## Records for processing
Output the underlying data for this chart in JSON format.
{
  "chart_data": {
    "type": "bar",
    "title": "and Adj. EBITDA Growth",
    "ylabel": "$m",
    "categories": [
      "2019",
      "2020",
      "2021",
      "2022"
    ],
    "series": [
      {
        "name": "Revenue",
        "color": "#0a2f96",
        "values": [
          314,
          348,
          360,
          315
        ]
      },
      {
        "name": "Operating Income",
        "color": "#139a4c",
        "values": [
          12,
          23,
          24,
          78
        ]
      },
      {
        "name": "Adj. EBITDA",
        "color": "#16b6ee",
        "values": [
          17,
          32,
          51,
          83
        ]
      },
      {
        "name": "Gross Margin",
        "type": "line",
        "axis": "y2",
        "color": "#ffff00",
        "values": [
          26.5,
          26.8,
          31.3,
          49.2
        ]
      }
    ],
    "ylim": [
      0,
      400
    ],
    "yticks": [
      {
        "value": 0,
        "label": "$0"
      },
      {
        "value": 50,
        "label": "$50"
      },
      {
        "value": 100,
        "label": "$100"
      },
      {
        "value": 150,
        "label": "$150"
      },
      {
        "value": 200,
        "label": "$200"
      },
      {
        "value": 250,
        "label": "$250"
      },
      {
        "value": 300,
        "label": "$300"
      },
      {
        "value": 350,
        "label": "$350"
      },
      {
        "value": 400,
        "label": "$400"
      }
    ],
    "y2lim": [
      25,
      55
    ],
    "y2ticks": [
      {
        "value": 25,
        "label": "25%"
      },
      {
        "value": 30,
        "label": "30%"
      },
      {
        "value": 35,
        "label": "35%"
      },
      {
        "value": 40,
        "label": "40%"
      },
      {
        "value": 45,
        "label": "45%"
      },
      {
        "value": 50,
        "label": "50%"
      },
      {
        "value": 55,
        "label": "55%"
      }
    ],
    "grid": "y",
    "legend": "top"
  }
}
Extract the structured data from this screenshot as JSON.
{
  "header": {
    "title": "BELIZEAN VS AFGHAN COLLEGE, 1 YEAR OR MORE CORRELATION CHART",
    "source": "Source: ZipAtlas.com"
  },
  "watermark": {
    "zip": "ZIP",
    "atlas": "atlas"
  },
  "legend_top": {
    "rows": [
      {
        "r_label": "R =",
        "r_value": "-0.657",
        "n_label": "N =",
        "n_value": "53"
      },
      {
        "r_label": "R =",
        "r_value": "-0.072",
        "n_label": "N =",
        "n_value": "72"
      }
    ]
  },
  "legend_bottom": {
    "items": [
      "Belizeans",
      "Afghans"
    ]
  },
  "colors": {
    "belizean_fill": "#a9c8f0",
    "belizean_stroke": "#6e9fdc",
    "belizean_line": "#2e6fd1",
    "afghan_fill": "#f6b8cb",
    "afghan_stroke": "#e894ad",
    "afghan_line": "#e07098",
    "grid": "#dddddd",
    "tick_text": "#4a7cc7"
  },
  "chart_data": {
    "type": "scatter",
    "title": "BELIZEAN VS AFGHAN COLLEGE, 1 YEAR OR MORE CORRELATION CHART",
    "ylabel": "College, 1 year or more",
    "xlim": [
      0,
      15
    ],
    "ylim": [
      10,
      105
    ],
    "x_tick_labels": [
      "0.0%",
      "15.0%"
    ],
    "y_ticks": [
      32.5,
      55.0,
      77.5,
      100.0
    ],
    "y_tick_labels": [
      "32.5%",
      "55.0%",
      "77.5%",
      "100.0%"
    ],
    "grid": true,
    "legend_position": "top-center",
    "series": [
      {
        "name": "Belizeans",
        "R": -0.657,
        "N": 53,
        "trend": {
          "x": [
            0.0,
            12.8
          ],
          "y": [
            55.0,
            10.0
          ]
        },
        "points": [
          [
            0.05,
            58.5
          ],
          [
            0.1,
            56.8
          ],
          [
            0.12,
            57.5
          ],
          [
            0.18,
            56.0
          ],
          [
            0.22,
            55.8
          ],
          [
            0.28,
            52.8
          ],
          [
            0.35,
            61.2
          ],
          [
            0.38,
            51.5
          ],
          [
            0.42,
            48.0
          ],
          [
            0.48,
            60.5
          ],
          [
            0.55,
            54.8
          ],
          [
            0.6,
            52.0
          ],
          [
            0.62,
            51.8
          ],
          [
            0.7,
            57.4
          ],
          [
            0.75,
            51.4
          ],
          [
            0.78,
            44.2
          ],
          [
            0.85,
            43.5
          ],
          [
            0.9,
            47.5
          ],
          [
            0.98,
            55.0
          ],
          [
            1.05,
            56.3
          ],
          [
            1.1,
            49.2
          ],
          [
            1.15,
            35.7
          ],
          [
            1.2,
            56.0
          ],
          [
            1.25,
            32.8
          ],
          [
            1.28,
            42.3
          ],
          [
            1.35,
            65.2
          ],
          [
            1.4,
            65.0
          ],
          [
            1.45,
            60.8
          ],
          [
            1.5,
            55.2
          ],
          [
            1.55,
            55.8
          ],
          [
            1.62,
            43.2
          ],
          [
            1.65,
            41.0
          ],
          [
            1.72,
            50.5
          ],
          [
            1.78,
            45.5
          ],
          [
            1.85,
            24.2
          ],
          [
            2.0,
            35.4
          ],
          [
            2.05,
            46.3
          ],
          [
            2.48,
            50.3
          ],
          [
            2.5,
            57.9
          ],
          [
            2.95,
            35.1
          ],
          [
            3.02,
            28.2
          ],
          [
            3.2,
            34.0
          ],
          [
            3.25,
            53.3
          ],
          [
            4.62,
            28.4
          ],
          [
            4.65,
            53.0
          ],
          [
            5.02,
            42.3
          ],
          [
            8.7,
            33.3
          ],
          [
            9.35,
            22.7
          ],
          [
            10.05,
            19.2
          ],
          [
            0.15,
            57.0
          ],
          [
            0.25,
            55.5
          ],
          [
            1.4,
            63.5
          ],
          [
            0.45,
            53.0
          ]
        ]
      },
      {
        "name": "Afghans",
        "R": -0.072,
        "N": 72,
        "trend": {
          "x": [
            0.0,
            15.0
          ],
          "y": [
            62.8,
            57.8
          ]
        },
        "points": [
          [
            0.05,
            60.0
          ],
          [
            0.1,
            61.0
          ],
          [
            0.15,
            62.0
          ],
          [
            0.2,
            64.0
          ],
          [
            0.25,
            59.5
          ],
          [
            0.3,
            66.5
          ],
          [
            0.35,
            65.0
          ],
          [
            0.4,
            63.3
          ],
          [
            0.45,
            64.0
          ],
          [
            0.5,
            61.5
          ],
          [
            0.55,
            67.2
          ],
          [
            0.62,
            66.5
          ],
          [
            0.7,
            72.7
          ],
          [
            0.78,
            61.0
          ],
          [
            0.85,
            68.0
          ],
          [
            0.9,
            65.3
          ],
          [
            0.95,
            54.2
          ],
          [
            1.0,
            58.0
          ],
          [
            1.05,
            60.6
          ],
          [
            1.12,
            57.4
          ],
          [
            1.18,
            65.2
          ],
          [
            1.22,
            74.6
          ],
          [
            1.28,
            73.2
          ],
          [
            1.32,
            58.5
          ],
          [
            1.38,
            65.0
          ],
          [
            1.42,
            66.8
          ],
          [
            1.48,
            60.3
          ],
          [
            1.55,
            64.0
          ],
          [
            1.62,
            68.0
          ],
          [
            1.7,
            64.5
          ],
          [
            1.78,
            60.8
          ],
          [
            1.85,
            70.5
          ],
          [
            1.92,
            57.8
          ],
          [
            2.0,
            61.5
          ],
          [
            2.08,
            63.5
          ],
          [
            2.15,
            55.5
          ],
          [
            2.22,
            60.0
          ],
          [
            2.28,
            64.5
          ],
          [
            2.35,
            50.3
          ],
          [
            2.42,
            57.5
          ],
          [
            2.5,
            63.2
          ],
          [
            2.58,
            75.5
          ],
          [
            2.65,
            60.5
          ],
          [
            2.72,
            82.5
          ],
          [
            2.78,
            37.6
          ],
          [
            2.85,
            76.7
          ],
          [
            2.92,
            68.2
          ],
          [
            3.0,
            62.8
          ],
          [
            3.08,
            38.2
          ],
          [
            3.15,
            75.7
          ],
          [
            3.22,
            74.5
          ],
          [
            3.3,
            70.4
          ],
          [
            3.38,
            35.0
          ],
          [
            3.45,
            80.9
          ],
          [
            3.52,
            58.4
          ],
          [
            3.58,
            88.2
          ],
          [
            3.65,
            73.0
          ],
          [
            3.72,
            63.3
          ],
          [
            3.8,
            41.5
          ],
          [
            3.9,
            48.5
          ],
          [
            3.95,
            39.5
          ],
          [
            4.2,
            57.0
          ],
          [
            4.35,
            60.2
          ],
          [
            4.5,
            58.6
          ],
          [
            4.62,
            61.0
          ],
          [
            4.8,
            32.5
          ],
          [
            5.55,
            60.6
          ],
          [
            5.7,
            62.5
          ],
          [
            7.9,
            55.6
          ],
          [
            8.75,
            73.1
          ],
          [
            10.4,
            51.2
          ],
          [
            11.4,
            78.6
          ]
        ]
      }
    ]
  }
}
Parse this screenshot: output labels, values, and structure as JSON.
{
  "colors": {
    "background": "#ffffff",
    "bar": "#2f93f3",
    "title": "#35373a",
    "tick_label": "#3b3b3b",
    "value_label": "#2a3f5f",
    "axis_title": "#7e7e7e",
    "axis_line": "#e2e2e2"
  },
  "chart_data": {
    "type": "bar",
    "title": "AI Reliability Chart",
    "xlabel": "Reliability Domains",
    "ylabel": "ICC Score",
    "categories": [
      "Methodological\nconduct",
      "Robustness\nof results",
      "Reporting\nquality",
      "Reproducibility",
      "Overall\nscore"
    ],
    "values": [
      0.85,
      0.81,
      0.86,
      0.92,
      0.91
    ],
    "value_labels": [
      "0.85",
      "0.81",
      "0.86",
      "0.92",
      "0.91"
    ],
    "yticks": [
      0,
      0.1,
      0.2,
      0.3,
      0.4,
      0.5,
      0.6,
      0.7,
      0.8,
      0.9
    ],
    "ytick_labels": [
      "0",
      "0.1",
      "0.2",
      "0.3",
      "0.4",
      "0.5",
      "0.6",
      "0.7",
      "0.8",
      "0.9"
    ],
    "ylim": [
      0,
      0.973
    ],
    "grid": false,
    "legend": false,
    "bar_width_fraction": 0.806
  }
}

## Work instructions
Please quote nothing but the lines from the line with "Parse this screenshot: output" through the end of the data above, exactly as written, ends included.

## Exercise output
Parse this screenshot: output labels, values, and structure as JSON.
{
  "colors": {
    "background": "#ffffff",
    "bar": "#2f93f3",
    "title": "#35373a",
    "tick_label": "#3b3b3b",
    "value_label": "#2a3f5f",
    "axis_title": "#7e7e7e",
    "axis_line": "#e2e2e2"
  },
  "chart_data": {
    "type": "bar",
    "title": "AI Reliability Chart",
    "xlabel": "Reliability Domains",
    "ylabel": "ICC Score",
    "categories": [
      "Methodological\nconduct",
      "Robustness\nof results",
      "Reporting\nquality",
      "Reproducibility",
      "Overall\nscore"
    ],
    "values": [
      0.85,
      0.81,
      0.86,
      0.92,
      0.91
    ],
    "value_labels": [
      "0.85",
      "0.81",
      "0.86",
      "0.92",
      "0.91"
    ],
    "yticks": [
      0,
      0.1,
      0.2,
      0.3,
      0.4,
      0.5,
      0.6,
      0.7,
      0.8,
      0.9
    ],
    "ytick_labels": [
      "0",
      "0.1",
      "0.2",
      "0.3",
      "0.4",
      "0.5",
      "0.6",
      "0.7",
      "0.8",
      "0.9"
    ],
    "ylim": [
      0,
      0.973
    ],
    "grid": false,
    "legend": false,
    "bar_width_fraction": 0.806
  }
}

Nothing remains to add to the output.